## PROBLEM REQUIREMENTS
Using the records below, count the lines with "cloth" in them. Give the number only.

## DATA SECTION
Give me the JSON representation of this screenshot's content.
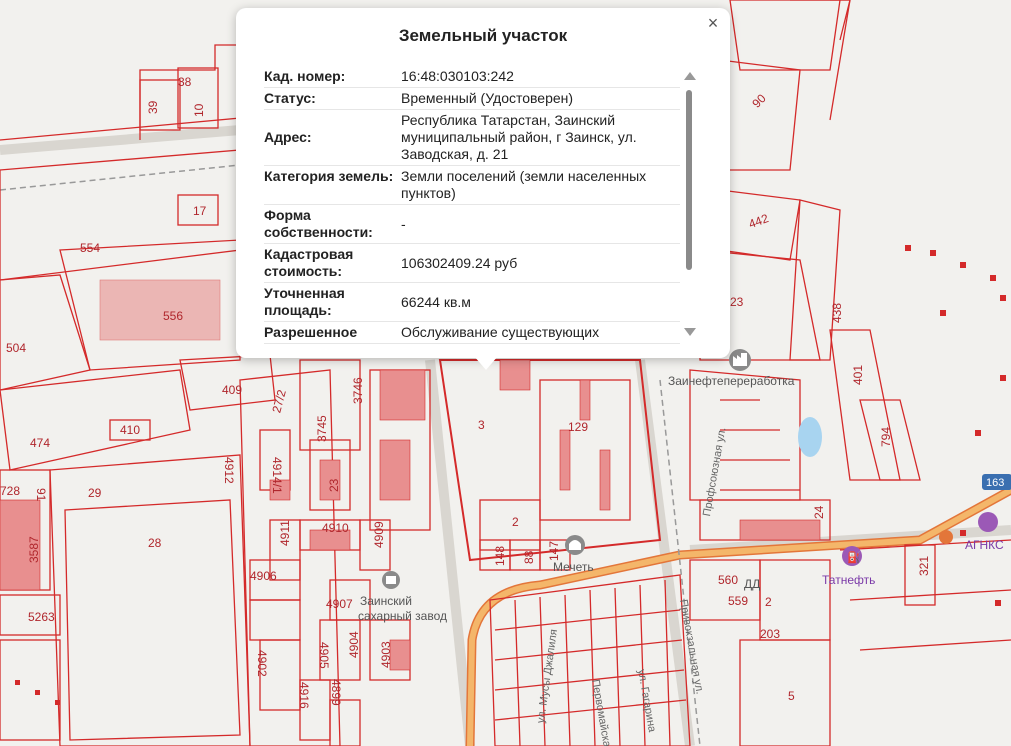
{
  "popup": {
    "title": "Земельный участок",
    "close_label": "×",
    "rows": [
      {
        "key": "Кад. номер:",
        "value": "16:48:030103:242"
      },
      {
        "key": "Статус:",
        "value": "Временный (Удостоверен)"
      },
      {
        "key": "Адрес:",
        "value": "Республика Татарстан, Заинский муниципальный район, г Заинск, ул. Заводская, д. 21"
      },
      {
        "key": "Категория земель:",
        "value": "Земли поселений (земли населенных пунктов)"
      },
      {
        "key": "Форма собственности:",
        "value": "-"
      },
      {
        "key": "Кадастровая стоимость:",
        "value": "106302409.24 руб"
      },
      {
        "key": "Уточненная площадь:",
        "value": "66244 кв.м"
      },
      {
        "key": "Разрешенное",
        "value": "Обслуживание существующих"
      }
    ]
  },
  "map": {
    "parcel_labels": [
      "39",
      "38",
      "10",
      "17",
      "554",
      "556",
      "504",
      "409",
      "410",
      "474",
      "3746",
      "3745",
      "27/2",
      "4914/1",
      "4912",
      "23",
      "728",
      "91",
      "29",
      "3587",
      "28",
      "4910",
      "4911",
      "4909",
      "4906",
      "4907",
      "4902",
      "4905",
      "4904",
      "4903",
      "4899",
      "4916",
      "5263",
      "3",
      "129",
      "2",
      "148",
      "88",
      "147",
      "90",
      "442",
      "23",
      "438",
      "401",
      "794",
      "24",
      "321",
      "560",
      "559",
      "2",
      "203",
      "5",
      "163"
    ],
    "pois": {
      "factory": "Заинефтепереработка",
      "mosque": "Мечеть",
      "sugar_factory_line1": "Заинский",
      "sugar_factory_line2": "сахарный завод",
      "gas_station": "Татнефть",
      "agnks": "АГНКС",
      "dd": "ДД",
      "gas_badge": "163"
    },
    "streets": {
      "profsoyuznaya": "Профсоюзная ул.",
      "privokzalnaya": "Привокзальная ул.",
      "musy_jalilya": "ул. Мусы Джалиля",
      "pervomayskaya": "Первомайская ул.",
      "gagarina": "ул. Гагарина"
    },
    "colors": {
      "parcel_line": "#d42a2a",
      "parcel_fill": "#e88f8f",
      "road_main": "#f4b66a",
      "background": "#f2f1ee"
    }
  }
}
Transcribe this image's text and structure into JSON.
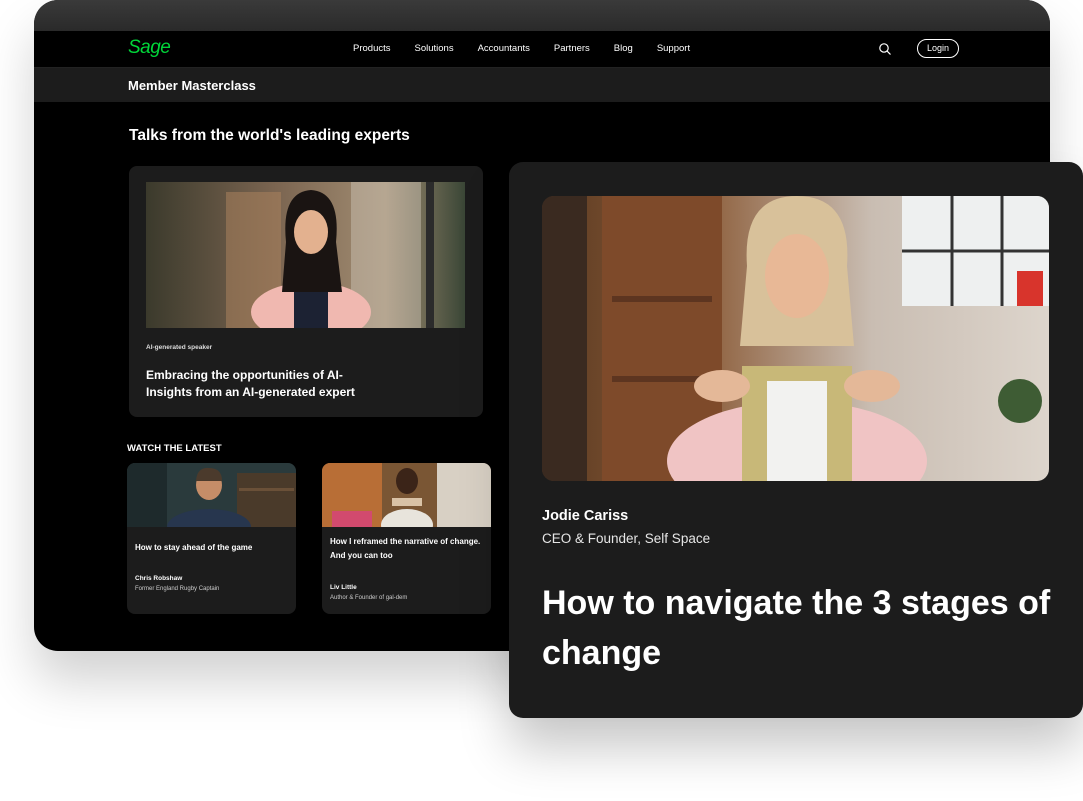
{
  "brand": {
    "logo_text": "Sage",
    "accent": "#00d639"
  },
  "nav": {
    "items": [
      "Products",
      "Solutions",
      "Accountants",
      "Partners",
      "Blog",
      "Support"
    ],
    "search_icon": "search-icon",
    "login_label": "Login"
  },
  "subbar": {
    "title": "Member Masterclass"
  },
  "main": {
    "section_title": "Talks from the world's leading experts",
    "feature": {
      "tag": "AI-generated speaker",
      "title": "Embracing the opportunities of AI-Insights from an AI-generated expert"
    },
    "watch_label": "WATCH THE LATEST",
    "cards": [
      {
        "title": "How to stay ahead of the game",
        "name": "Chris Robshaw",
        "role": "Former England Rugby Captain"
      },
      {
        "title": "How I reframed the narrative of change. And you can too",
        "name": "Liv Little",
        "role": "Author & Founder of gal-dem"
      }
    ]
  },
  "overlay": {
    "speaker_name": "Jodie Cariss",
    "speaker_role": "CEO & Founder, Self Space",
    "title": "How to navigate the 3 stages of change"
  }
}
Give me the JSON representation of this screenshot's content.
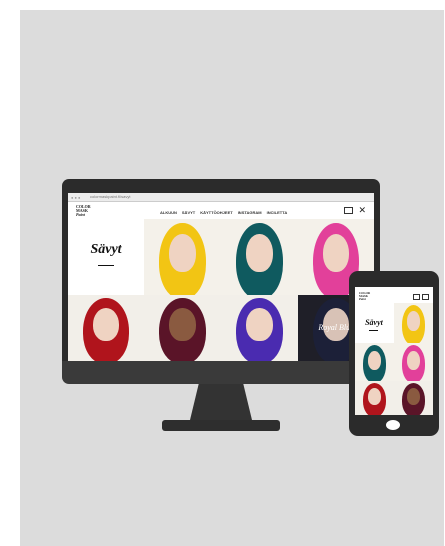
{
  "colors": {
    "background_panel": "#dcdcdc",
    "device_frame": "#2b2b2b",
    "screen_bg": "#ffffff"
  },
  "browser": {
    "url": "colormaskpaint.fi/savyt"
  },
  "site": {
    "brand_lines": [
      "COLOR",
      "MASK",
      "Paint"
    ],
    "nav": [
      "ALKUUN",
      "SÄVYT",
      "KÄYTTÖOHJEET",
      "INSTAGRAM",
      "INCILETTA"
    ],
    "cart_icon": "cart-icon",
    "close_icon": "close-icon",
    "page_title": "Sävyt",
    "tiles": [
      {
        "name": "yellow",
        "hair": "#f2c514",
        "label": ""
      },
      {
        "name": "teal",
        "hair": "#0f5a5f",
        "label": ""
      },
      {
        "name": "pink",
        "hair": "#e2409a",
        "label": ""
      },
      {
        "name": "red",
        "hair": "#b0141c",
        "label": ""
      },
      {
        "name": "plum",
        "hair": "#5a1428",
        "label": ""
      },
      {
        "name": "violet",
        "hair": "#4a2bb0",
        "label": ""
      },
      {
        "name": "blue",
        "hair": "#1c2038",
        "label": "Royal Blue"
      }
    ]
  },
  "mobile": {
    "brand_lines": [
      "COLOR",
      "MASK",
      "Paint"
    ],
    "page_title": "Sävyt"
  }
}
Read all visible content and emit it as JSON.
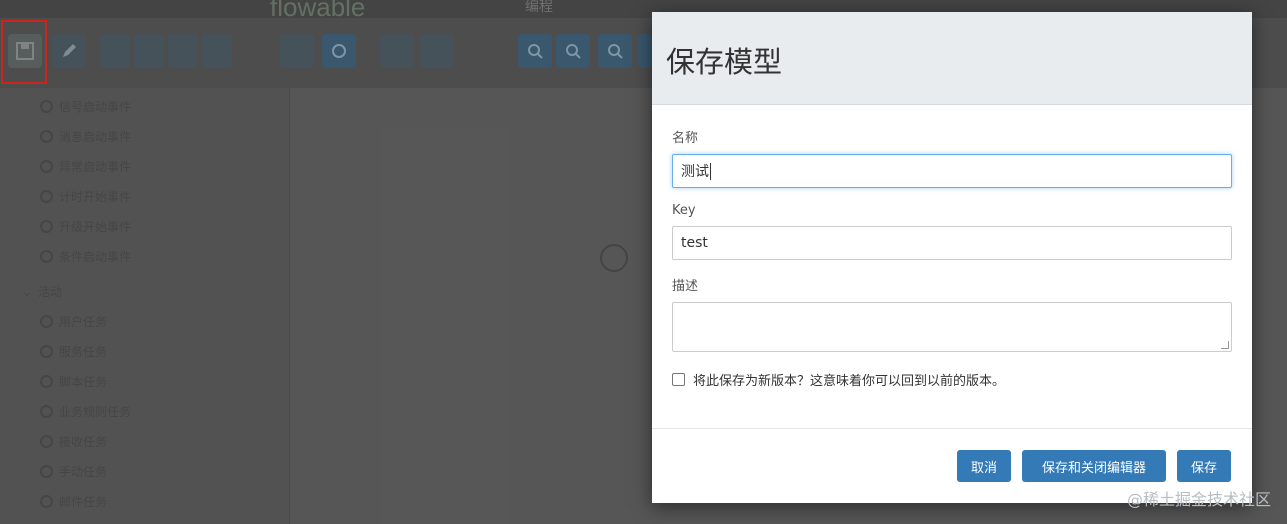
{
  "background": {
    "logo_text": "flowable",
    "nav_items": [
      "编程"
    ],
    "palette": {
      "items": [
        "信号启动事件",
        "消息启动事件",
        "异常启动事件",
        "计时开始事件",
        "升级开始事件",
        "条件启动事件"
      ],
      "group_label": "活动",
      "group_items": [
        "用户任务",
        "服务任务",
        "脚本任务",
        "业务规则任务",
        "接收任务",
        "手动任务",
        "邮件任务"
      ]
    }
  },
  "modal": {
    "title": "保存模型",
    "name_label": "名称",
    "name_value": "测试",
    "key_label": "Key",
    "key_value": "test",
    "desc_label": "描述",
    "desc_value": "",
    "new_version_label": "将此保存为新版本？这意味着你可以回到以前的版本。",
    "new_version_checked": false,
    "buttons": {
      "cancel": "取消",
      "save_close": "保存和关闭编辑器",
      "save": "保存"
    }
  },
  "watermark": "@稀土掘金技术社区",
  "colors": {
    "primary_button": "#337ab7",
    "header_bg": "#e8ecef",
    "highlight_border": "#e0281e",
    "focus_border": "#66afe9"
  }
}
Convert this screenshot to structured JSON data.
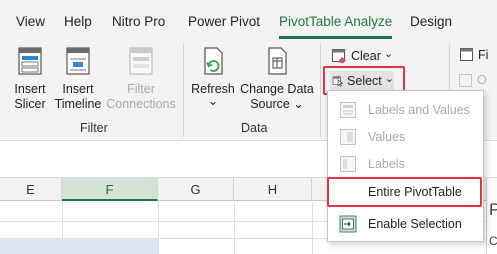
{
  "tabs": [
    "View",
    "Help",
    "Nitro Pro",
    "Power Pivot",
    "PivotTable Analyze",
    "Design"
  ],
  "ribbon": {
    "filter_group": {
      "label": "Filter",
      "insert_slicer": [
        "Insert",
        "Slicer"
      ],
      "insert_timeline": [
        "Insert",
        "Timeline"
      ],
      "filter_connections": [
        "Filter",
        "Connections"
      ]
    },
    "data_group": {
      "label": "Data",
      "refresh": "Refresh",
      "refresh_arrow": "⌄",
      "change_data_source": [
        "Change Data",
        "Source ⌄"
      ]
    },
    "actions": {
      "clear": "Clear",
      "select": "Select",
      "caret": "⌄"
    },
    "right_partial": {
      "fi": "Fi",
      "o": "O"
    }
  },
  "sheet": {
    "columns": [
      "E",
      "F",
      "G",
      "H"
    ],
    "selected_column": "F",
    "right_partial_letter": "P",
    "right_partial_letter2": "C"
  },
  "select_menu": {
    "items": [
      {
        "label": "Labels and Values",
        "enabled": false
      },
      {
        "label": "Values",
        "enabled": false
      },
      {
        "label": "Labels",
        "enabled": false
      },
      {
        "label": "Entire PivotTable",
        "enabled": true
      },
      {
        "label": "Enable Selection",
        "enabled": true
      }
    ]
  },
  "colors": {
    "accent_green": "#217346",
    "highlight_red": "#e0353a"
  }
}
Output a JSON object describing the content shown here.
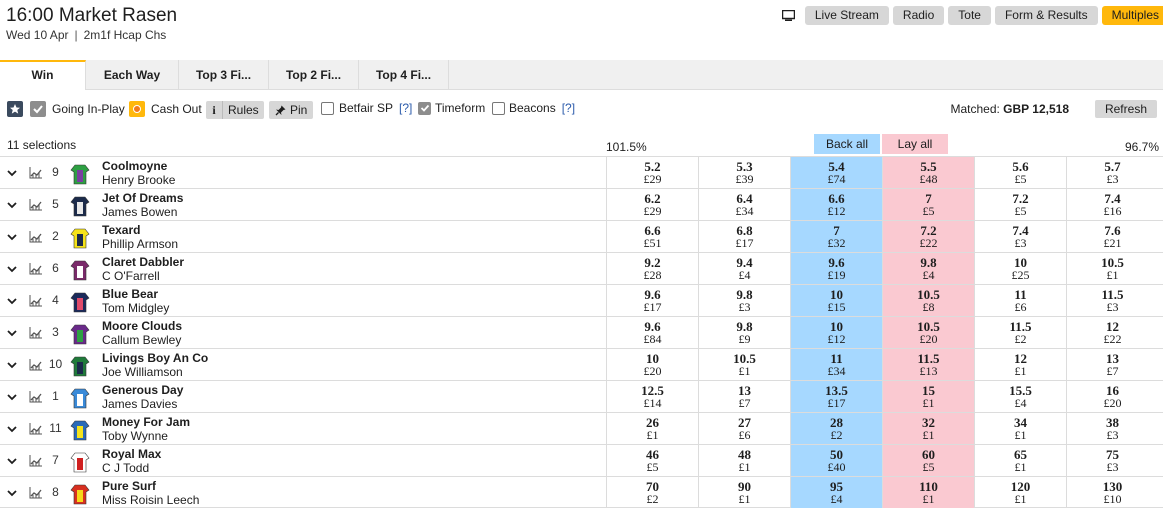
{
  "race": {
    "title": "16:00 Market Rasen",
    "date": "Wed 10 Apr",
    "separator": "|",
    "distance": "2m1f Hcap Chs"
  },
  "top_buttons": [
    "Live Stream",
    "Radio",
    "Tote",
    "Form & Results",
    "Multiples"
  ],
  "tabs": [
    "Win",
    "Each Way",
    "Top 3 Fi...",
    "Top 2 Fi...",
    "Top 4 Fi..."
  ],
  "toolbar": {
    "going_in_play": "Going In-Play",
    "cash_out": "Cash Out",
    "rules": "Rules",
    "pin": "Pin",
    "betfair_sp": "Betfair SP",
    "help1": "[?]",
    "timeform": "Timeform",
    "beacons": "Beacons",
    "help2": "[?]"
  },
  "matched": {
    "label": "Matched:",
    "value": "GBP 12,518"
  },
  "refresh": "Refresh",
  "selections_label": "11 selections",
  "book_back": "101.5%",
  "book_lay": "96.7%",
  "back_all": "Back all",
  "lay_all": "Lay all",
  "colors": {
    "back": "#a6d8ff",
    "lay": "#fac9d1",
    "accent": "#ffb80c"
  },
  "runners": [
    {
      "cloth": "9",
      "name": "Coolmoyne",
      "jockey": "Henry Brooke",
      "silk": [
        "#2ea043",
        "#7a3fa0"
      ],
      "prices": [
        [
          "5.2",
          "£29"
        ],
        [
          "5.3",
          "£39"
        ],
        [
          "5.4",
          "£74"
        ],
        [
          "5.5",
          "£48"
        ],
        [
          "5.6",
          "£5"
        ],
        [
          "5.7",
          "£3"
        ]
      ]
    },
    {
      "cloth": "5",
      "name": "Jet Of Dreams",
      "jockey": "James Bowen",
      "silk": [
        "#1b2a4a",
        "#e8e8e8"
      ],
      "prices": [
        [
          "6.2",
          "£29"
        ],
        [
          "6.4",
          "£34"
        ],
        [
          "6.6",
          "£12"
        ],
        [
          "7",
          "£5"
        ],
        [
          "7.2",
          "£5"
        ],
        [
          "7.4",
          "£16"
        ]
      ]
    },
    {
      "cloth": "2",
      "name": "Texard",
      "jockey": "Phillip Armson",
      "silk": [
        "#f5e31a",
        "#1b2a4a"
      ],
      "prices": [
        [
          "6.6",
          "£51"
        ],
        [
          "6.8",
          "£17"
        ],
        [
          "7",
          "£32"
        ],
        [
          "7.2",
          "£22"
        ],
        [
          "7.4",
          "£3"
        ],
        [
          "7.6",
          "£21"
        ]
      ]
    },
    {
      "cloth": "6",
      "name": "Claret Dabbler",
      "jockey": "C O'Farrell",
      "silk": [
        "#7a2a6a",
        "#ffffff"
      ],
      "prices": [
        [
          "9.2",
          "£28"
        ],
        [
          "9.4",
          "£4"
        ],
        [
          "9.6",
          "£19"
        ],
        [
          "9.8",
          "£4"
        ],
        [
          "10",
          "£25"
        ],
        [
          "10.5",
          "£1"
        ]
      ]
    },
    {
      "cloth": "4",
      "name": "Blue Bear",
      "jockey": "Tom Midgley",
      "silk": [
        "#1b2a5a",
        "#e04a6a"
      ],
      "prices": [
        [
          "9.6",
          "£17"
        ],
        [
          "9.8",
          "£3"
        ],
        [
          "10",
          "£15"
        ],
        [
          "10.5",
          "£8"
        ],
        [
          "11",
          "£6"
        ],
        [
          "11.5",
          "£3"
        ]
      ]
    },
    {
      "cloth": "3",
      "name": "Moore Clouds",
      "jockey": "Callum Bewley",
      "silk": [
        "#6a2a8a",
        "#2ea043"
      ],
      "prices": [
        [
          "9.6",
          "£84"
        ],
        [
          "9.8",
          "£9"
        ],
        [
          "10",
          "£12"
        ],
        [
          "10.5",
          "£20"
        ],
        [
          "11.5",
          "£2"
        ],
        [
          "12",
          "£22"
        ]
      ]
    },
    {
      "cloth": "10",
      "name": "Livings Boy An Co",
      "jockey": "Joe Williamson",
      "silk": [
        "#1f7a3a",
        "#1b2a4a"
      ],
      "prices": [
        [
          "10",
          "£20"
        ],
        [
          "10.5",
          "£1"
        ],
        [
          "11",
          "£34"
        ],
        [
          "11.5",
          "£13"
        ],
        [
          "12",
          "£1"
        ],
        [
          "13",
          "£7"
        ]
      ]
    },
    {
      "cloth": "1",
      "name": "Generous Day",
      "jockey": "James Davies",
      "silk": [
        "#3a8ad8",
        "#ffffff"
      ],
      "prices": [
        [
          "12.5",
          "£14"
        ],
        [
          "13",
          "£7"
        ],
        [
          "13.5",
          "£17"
        ],
        [
          "15",
          "£1"
        ],
        [
          "15.5",
          "£4"
        ],
        [
          "16",
          "£20"
        ]
      ]
    },
    {
      "cloth": "11",
      "name": "Money For Jam",
      "jockey": "Toby Wynne",
      "silk": [
        "#2a6ab8",
        "#f5e31a"
      ],
      "prices": [
        [
          "26",
          "£1"
        ],
        [
          "27",
          "£6"
        ],
        [
          "28",
          "£2"
        ],
        [
          "32",
          "£1"
        ],
        [
          "34",
          "£1"
        ],
        [
          "38",
          "£3"
        ]
      ]
    },
    {
      "cloth": "7",
      "name": "Royal Max",
      "jockey": "C J Todd",
      "silk": [
        "#ffffff",
        "#d02020"
      ],
      "prices": [
        [
          "46",
          "£5"
        ],
        [
          "48",
          "£1"
        ],
        [
          "50",
          "£40"
        ],
        [
          "60",
          "£5"
        ],
        [
          "65",
          "£1"
        ],
        [
          "75",
          "£3"
        ]
      ]
    },
    {
      "cloth": "8",
      "name": "Pure Surf",
      "jockey": "Miss Roisin Leech",
      "silk": [
        "#d83020",
        "#f5d81a"
      ],
      "prices": [
        [
          "70",
          "£2"
        ],
        [
          "90",
          "£1"
        ],
        [
          "95",
          "£4"
        ],
        [
          "110",
          "£1"
        ],
        [
          "120",
          "£1"
        ],
        [
          "130",
          "£10"
        ]
      ]
    }
  ]
}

## WRITTEN SOLUTION
11